§ Exercise details
Work out how many lines of the records contain "title". Answer with the number and nothing else.

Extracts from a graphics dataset
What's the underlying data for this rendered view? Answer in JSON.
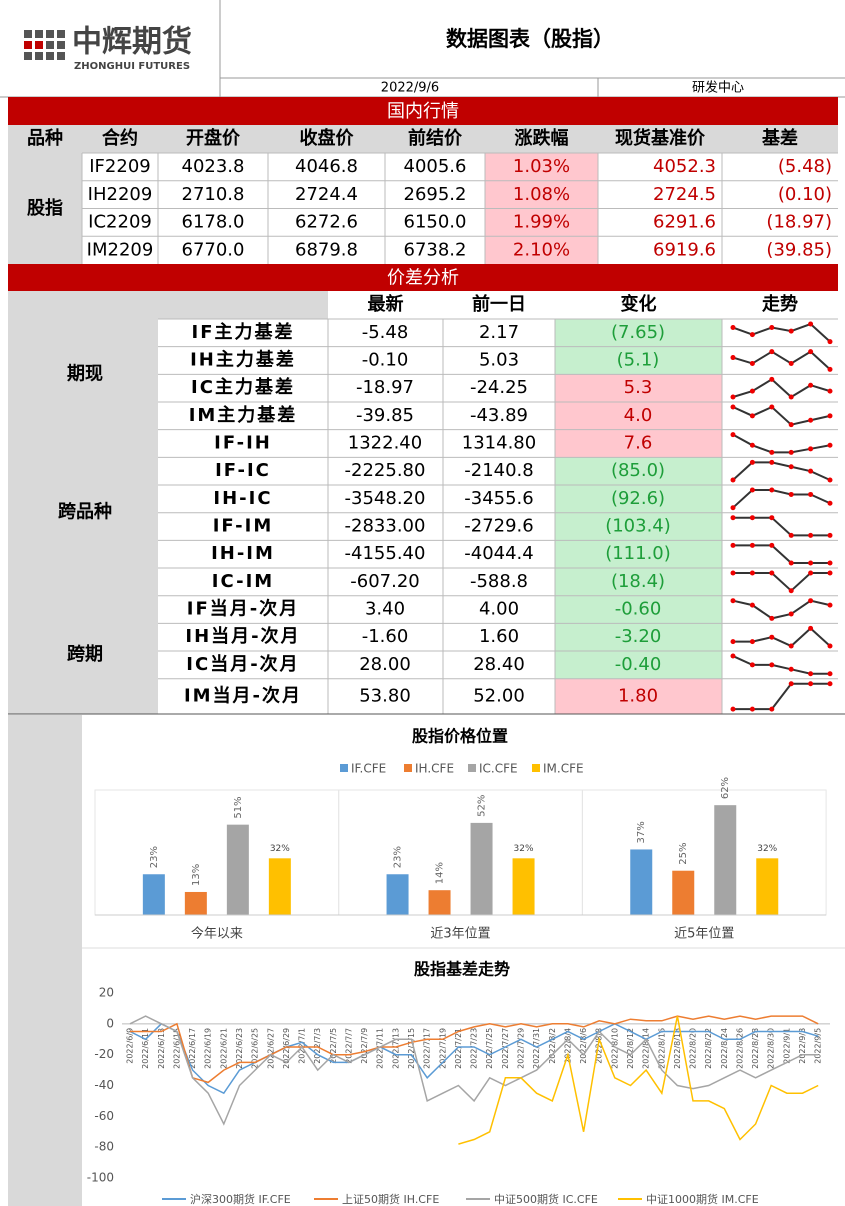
{
  "header": {
    "logo_cn": "中辉期货",
    "logo_en": "ZHONGHUI FUTURES",
    "title": "数据图表（股指）",
    "date": "2022/9/6",
    "dept": "研发中心"
  },
  "market": {
    "title": "国内行情",
    "columns": [
      "品种",
      "合约",
      "开盘价",
      "收盘价",
      "前结价",
      "涨跌幅",
      "现货基准价",
      "基差"
    ],
    "group": "股指",
    "rows": [
      [
        "IF2209",
        "4023.8",
        "4046.8",
        "4005.6",
        "1.03%",
        "4052.3",
        "(5.48)"
      ],
      [
        "IH2209",
        "2710.8",
        "2724.4",
        "2695.2",
        "1.08%",
        "2724.5",
        "(0.10)"
      ],
      [
        "IC2209",
        "6178.0",
        "6272.6",
        "6150.0",
        "1.99%",
        "6291.6",
        "(18.97)"
      ],
      [
        "IM2209",
        "6770.0",
        "6879.8",
        "6738.2",
        "2.10%",
        "6919.6",
        "(39.85)"
      ]
    ]
  },
  "spread": {
    "title": "价差分析",
    "columns": [
      "最新",
      "前一日",
      "变化",
      "走势"
    ],
    "groups": [
      {
        "label": "期现",
        "rows": [
          {
            "name": "IF主力基差",
            "latest": "-5.48",
            "prev": "2.17",
            "change": "(7.65)",
            "bg": "#c6efce",
            "color": "#1e9e3a",
            "trend": [
              5,
              3,
              5,
              4,
              6,
              1
            ]
          },
          {
            "name": "IH主力基差",
            "latest": "-0.10",
            "prev": "5.03",
            "change": "(5.1)",
            "bg": "#c6efce",
            "color": "#1e9e3a",
            "trend": [
              4,
              3,
              5,
              3,
              5,
              2
            ]
          },
          {
            "name": "IC主力基差",
            "latest": "-18.97",
            "prev": "-24.25",
            "change": "5.3",
            "bg": "#ffc7ce",
            "color": "#c00000",
            "trend": [
              3,
              4,
              6,
              3,
              5,
              4
            ]
          },
          {
            "name": "IM主力基差",
            "latest": "-39.85",
            "prev": "-43.89",
            "change": "4.0",
            "bg": "#ffc7ce",
            "color": "#c00000",
            "trend": [
              5,
              3,
              5,
              1,
              2,
              3
            ]
          }
        ]
      },
      {
        "label": "跨品种",
        "rows": [
          {
            "name": "IF-IH",
            "latest": "1322.40",
            "prev": "1314.80",
            "change": "7.6",
            "bg": "#ffc7ce",
            "color": "#c00000",
            "trend": [
              6,
              3,
              1,
              1,
              2,
              3
            ]
          },
          {
            "name": "IF-IC",
            "latest": "-2225.80",
            "prev": "-2140.8",
            "change": "(85.0)",
            "bg": "#c6efce",
            "color": "#1e9e3a",
            "trend": [
              2,
              6,
              6,
              5,
              4,
              2
            ]
          },
          {
            "name": "IH-IC",
            "latest": "-3548.20",
            "prev": "-3455.6",
            "change": "(92.6)",
            "bg": "#c6efce",
            "color": "#1e9e3a",
            "trend": [
              2,
              6,
              6,
              5,
              5,
              3
            ]
          },
          {
            "name": "IF-IM",
            "latest": "-2833.00",
            "prev": "-2729.6",
            "change": "(103.4)",
            "bg": "#c6efce",
            "color": "#1e9e3a",
            "trend": [
              6,
              6,
              6,
              3,
              3,
              3
            ]
          },
          {
            "name": "IH-IM",
            "latest": "-4155.40",
            "prev": "-4044.4",
            "change": "(111.0)",
            "bg": "#c6efce",
            "color": "#1e9e3a",
            "trend": [
              6,
              6,
              6,
              2,
              2,
              2
            ]
          },
          {
            "name": "IC-IM",
            "latest": "-607.20",
            "prev": "-588.8",
            "change": "(18.4)",
            "bg": "#c6efce",
            "color": "#1e9e3a",
            "trend": [
              4,
              4,
              4,
              3,
              4,
              4
            ]
          }
        ]
      },
      {
        "label": "跨期",
        "rows": [
          {
            "name": "IF当月-次月",
            "latest": "3.40",
            "prev": "4.00",
            "change": "-0.60",
            "bg": "#c6efce",
            "color": "#1e9e3a",
            "trend": [
              5,
              4,
              1,
              2,
              5,
              4
            ]
          },
          {
            "name": "IH当月-次月",
            "latest": "-1.60",
            "prev": "1.60",
            "change": "-3.20",
            "bg": "#c6efce",
            "color": "#1e9e3a",
            "trend": [
              3,
              3,
              4,
              2,
              6,
              2
            ]
          },
          {
            "name": "IC当月-次月",
            "latest": "28.00",
            "prev": "28.40",
            "change": "-0.40",
            "bg": "#c6efce",
            "color": "#1e9e3a",
            "trend": [
              6,
              4,
              4,
              3,
              2,
              2
            ]
          },
          {
            "name": "IM当月-次月",
            "latest": "53.80",
            "prev": "52.00",
            "change": "1.80",
            "bg": "#ffc7ce",
            "color": "#c00000",
            "trend": [
              1,
              1,
              1,
              5,
              5,
              5
            ]
          }
        ]
      }
    ]
  },
  "chart_data": [
    {
      "type": "bar",
      "title": "股指价格位置",
      "categories": [
        "今年以来",
        "近3年位置",
        "近5年位置"
      ],
      "ylim": [
        0,
        70
      ],
      "series": [
        {
          "name": "IF.CFE",
          "color": "#5b9bd5",
          "values": [
            23,
            23,
            37
          ],
          "value_labels": [
            "23%",
            "23%",
            "37%"
          ]
        },
        {
          "name": "IH.CFE",
          "color": "#ed7d31",
          "values": [
            13,
            14,
            25
          ],
          "value_labels": [
            "13%",
            "14%",
            "25%"
          ]
        },
        {
          "name": "IC.CFE",
          "color": "#a5a5a5",
          "values": [
            51,
            52,
            62
          ],
          "value_labels": [
            "51%",
            "52%",
            "62%"
          ]
        },
        {
          "name": "IM.CFE",
          "color": "#ffc000",
          "values": [
            32,
            32,
            32
          ],
          "value_labels": [
            "32%",
            "32%",
            "32%"
          ]
        }
      ]
    },
    {
      "type": "line",
      "title": "股指基差走势",
      "ylim": [
        -100,
        20
      ],
      "yticks": [
        20,
        0,
        -20,
        -40,
        -60,
        -80,
        -100
      ],
      "categories": [
        "2022/6/9",
        "2022/6/11",
        "2022/6/13",
        "2022/6/15",
        "2022/6/17",
        "2022/6/19",
        "2022/6/21",
        "2022/6/23",
        "2022/6/25",
        "2022/6/27",
        "2022/6/29",
        "2022/7/1",
        "2022/7/3",
        "2022/7/5",
        "2022/7/7",
        "2022/7/9",
        "2022/7/11",
        "2022/7/13",
        "2022/7/15",
        "2022/7/17",
        "2022/7/19",
        "2022/7/21",
        "2022/7/23",
        "2022/7/25",
        "2022/7/27",
        "2022/7/29",
        "2022/7/31",
        "2022/8/2",
        "2022/8/4",
        "2022/8/6",
        "2022/8/8",
        "2022/8/10",
        "2022/8/12",
        "2022/8/14",
        "2022/8/16",
        "2022/8/18",
        "2022/8/20",
        "2022/8/22",
        "2022/8/24",
        "2022/8/26",
        "2022/8/28",
        "2022/8/30",
        "2022/9/1",
        "2022/9/3",
        "2022/9/5"
      ],
      "series": [
        {
          "name": "沪深300期货 IF.CFE",
          "color": "#5b9bd5",
          "values": [
            -5,
            -10,
            0,
            -5,
            -30,
            -40,
            -45,
            -30,
            -25,
            -20,
            -15,
            -12,
            -20,
            -25,
            -25,
            -20,
            -15,
            -20,
            -20,
            -35,
            -25,
            -15,
            -15,
            -20,
            -15,
            -10,
            -15,
            -10,
            -5,
            -10,
            -5,
            0,
            -5,
            -10,
            -5,
            -5,
            -5,
            -5,
            -10,
            -10,
            -5,
            -5,
            -5,
            -5,
            -8
          ]
        },
        {
          "name": "上证50期货 IH.CFE",
          "color": "#ed7d31",
          "values": [
            -5,
            -5,
            -5,
            0,
            -35,
            -38,
            -30,
            -25,
            -25,
            -20,
            -15,
            -15,
            -15,
            -20,
            -20,
            -18,
            -15,
            -15,
            -12,
            -10,
            -10,
            -5,
            -2,
            0,
            -2,
            0,
            -2,
            0,
            0,
            -2,
            2,
            0,
            3,
            2,
            2,
            5,
            3,
            5,
            3,
            5,
            3,
            5,
            5,
            5,
            0
          ]
        },
        {
          "name": "中证500期货 IC.CFE",
          "color": "#a5a5a5",
          "values": [
            0,
            5,
            0,
            -5,
            -35,
            -45,
            -65,
            -40,
            -30,
            -20,
            -25,
            -15,
            -30,
            -20,
            -25,
            -20,
            -15,
            -10,
            -10,
            -50,
            -45,
            -40,
            -50,
            -35,
            -40,
            -35,
            -30,
            -20,
            -10,
            -20,
            -5,
            -15,
            -20,
            -10,
            -30,
            -40,
            -42,
            -40,
            -35,
            -30,
            -35,
            -30,
            -25,
            -20,
            -20
          ]
        },
        {
          "name": "中证1000期货 IM.CFE",
          "color": "#ffc000",
          "values": [
            null,
            null,
            null,
            null,
            null,
            null,
            null,
            null,
            null,
            null,
            null,
            null,
            null,
            null,
            null,
            null,
            null,
            null,
            null,
            null,
            null,
            -78,
            -75,
            -70,
            -35,
            -35,
            -45,
            -50,
            -20,
            -70,
            -10,
            -35,
            -40,
            -30,
            -45,
            5,
            -50,
            -50,
            -55,
            -75,
            -65,
            -40,
            -45,
            -45,
            -40
          ]
        }
      ]
    }
  ]
}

§ Answer to this exercise
5